▶ _Provided information_
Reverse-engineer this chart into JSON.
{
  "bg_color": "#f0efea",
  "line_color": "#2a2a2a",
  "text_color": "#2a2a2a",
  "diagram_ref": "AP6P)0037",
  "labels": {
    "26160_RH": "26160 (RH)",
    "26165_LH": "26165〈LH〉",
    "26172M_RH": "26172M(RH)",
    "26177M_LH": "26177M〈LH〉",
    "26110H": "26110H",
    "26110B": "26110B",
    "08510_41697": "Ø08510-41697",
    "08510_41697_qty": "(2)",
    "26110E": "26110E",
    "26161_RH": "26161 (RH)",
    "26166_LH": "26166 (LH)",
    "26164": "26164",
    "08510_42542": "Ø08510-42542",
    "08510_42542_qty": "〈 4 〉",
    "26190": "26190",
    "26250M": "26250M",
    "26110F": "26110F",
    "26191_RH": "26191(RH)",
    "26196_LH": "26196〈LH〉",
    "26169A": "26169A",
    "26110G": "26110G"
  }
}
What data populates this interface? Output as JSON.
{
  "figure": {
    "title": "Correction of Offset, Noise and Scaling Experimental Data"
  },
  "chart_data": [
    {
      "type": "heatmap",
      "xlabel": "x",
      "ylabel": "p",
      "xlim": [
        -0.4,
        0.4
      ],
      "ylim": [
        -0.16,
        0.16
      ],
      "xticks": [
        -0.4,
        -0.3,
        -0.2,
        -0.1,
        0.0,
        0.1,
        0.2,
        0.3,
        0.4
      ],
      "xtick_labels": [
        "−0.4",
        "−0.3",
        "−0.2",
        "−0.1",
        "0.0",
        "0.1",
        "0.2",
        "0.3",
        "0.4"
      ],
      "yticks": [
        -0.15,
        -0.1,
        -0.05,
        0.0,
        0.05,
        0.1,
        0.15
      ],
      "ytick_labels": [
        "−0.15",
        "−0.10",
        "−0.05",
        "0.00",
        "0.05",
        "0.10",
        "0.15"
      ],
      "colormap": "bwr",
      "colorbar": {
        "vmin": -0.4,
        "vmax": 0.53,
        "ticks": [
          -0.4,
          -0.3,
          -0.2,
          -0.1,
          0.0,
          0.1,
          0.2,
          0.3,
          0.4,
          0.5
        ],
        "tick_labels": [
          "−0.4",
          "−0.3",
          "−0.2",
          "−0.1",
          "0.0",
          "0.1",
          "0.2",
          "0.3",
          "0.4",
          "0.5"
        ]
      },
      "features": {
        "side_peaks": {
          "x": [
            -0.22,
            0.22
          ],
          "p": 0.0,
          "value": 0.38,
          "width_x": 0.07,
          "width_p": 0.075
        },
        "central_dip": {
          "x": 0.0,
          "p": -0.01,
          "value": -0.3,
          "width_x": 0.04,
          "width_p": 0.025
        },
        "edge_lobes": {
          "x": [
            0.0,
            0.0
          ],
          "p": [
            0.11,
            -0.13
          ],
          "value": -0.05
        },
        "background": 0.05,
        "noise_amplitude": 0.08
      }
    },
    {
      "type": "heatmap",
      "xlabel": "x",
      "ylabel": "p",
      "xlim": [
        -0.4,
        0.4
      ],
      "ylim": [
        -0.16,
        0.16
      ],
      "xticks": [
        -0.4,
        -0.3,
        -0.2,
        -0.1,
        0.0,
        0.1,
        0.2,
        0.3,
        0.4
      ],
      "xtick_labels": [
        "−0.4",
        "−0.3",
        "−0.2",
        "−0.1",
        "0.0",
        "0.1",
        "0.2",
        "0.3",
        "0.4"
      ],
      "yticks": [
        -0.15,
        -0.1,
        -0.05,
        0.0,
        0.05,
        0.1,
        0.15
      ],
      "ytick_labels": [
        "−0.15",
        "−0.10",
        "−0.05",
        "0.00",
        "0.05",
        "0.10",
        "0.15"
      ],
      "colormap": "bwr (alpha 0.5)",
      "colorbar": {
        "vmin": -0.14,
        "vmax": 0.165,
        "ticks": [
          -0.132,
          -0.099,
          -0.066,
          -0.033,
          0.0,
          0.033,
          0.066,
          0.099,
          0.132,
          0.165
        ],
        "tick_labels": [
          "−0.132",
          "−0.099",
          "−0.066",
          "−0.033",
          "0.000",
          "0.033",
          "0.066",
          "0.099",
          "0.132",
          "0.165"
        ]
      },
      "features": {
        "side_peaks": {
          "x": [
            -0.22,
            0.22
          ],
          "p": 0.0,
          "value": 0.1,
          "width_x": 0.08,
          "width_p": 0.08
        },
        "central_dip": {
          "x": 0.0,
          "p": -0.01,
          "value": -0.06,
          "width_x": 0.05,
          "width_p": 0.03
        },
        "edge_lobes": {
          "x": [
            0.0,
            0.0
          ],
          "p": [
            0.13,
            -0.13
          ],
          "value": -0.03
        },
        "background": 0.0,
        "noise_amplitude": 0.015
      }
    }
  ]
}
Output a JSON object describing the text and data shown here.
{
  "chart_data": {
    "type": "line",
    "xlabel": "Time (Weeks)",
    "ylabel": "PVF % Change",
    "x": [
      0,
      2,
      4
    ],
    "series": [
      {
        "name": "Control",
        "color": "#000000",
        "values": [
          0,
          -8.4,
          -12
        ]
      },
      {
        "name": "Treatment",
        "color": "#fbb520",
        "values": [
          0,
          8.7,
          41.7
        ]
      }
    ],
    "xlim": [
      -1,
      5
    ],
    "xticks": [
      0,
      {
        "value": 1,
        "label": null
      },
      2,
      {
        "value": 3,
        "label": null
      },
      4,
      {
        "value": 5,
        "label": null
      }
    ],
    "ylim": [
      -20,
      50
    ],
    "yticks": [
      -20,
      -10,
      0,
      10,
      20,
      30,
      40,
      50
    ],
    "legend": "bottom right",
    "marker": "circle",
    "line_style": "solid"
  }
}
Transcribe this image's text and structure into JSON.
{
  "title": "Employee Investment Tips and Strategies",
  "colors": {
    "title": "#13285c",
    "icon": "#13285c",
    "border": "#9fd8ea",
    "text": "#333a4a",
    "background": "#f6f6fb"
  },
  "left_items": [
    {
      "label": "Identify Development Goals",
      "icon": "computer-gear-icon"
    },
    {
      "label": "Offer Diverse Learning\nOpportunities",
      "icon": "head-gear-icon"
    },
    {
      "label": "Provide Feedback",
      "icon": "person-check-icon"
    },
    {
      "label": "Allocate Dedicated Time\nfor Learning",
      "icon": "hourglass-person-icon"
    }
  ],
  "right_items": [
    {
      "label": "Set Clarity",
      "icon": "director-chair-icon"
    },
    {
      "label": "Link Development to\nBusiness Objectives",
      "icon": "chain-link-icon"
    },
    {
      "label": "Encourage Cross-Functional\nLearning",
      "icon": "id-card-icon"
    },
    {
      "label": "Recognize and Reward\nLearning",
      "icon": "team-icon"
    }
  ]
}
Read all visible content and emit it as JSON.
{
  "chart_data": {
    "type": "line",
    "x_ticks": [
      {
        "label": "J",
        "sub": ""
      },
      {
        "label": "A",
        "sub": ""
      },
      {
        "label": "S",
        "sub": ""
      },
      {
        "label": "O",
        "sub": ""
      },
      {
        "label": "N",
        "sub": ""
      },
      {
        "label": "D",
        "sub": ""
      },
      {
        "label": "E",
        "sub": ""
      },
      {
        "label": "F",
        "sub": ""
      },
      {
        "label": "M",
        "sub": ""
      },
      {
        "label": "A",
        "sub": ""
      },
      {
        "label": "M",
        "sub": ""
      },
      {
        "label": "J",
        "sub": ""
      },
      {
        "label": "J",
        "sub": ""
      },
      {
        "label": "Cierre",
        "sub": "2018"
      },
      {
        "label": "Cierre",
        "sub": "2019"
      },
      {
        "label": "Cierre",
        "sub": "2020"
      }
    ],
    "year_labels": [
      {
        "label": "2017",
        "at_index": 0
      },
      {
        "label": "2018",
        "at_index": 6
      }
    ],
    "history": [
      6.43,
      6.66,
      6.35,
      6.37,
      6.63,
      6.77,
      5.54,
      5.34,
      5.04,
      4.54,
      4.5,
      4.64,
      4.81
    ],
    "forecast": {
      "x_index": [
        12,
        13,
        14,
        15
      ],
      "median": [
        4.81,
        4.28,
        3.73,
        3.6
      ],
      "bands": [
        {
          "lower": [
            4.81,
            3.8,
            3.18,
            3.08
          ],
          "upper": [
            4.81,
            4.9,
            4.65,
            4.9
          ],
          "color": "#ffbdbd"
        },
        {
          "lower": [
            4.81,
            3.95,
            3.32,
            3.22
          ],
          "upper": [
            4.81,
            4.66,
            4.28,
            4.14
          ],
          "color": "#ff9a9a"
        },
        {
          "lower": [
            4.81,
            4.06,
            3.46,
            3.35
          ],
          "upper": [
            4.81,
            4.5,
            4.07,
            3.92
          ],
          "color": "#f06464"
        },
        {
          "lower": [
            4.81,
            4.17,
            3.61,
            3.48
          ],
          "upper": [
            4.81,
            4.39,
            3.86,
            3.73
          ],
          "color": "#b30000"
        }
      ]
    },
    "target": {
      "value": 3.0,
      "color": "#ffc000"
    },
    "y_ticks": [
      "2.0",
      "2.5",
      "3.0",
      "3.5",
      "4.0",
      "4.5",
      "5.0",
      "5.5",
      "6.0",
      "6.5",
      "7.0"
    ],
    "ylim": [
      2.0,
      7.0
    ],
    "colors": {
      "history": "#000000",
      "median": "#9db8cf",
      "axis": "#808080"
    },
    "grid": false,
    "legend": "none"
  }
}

▶ _Direction_
Copy all lines from the material that include "into".

▶ _Final result_
Reverse-engineer this chart into JSON.
Transcribe this image's text and structure into JSON.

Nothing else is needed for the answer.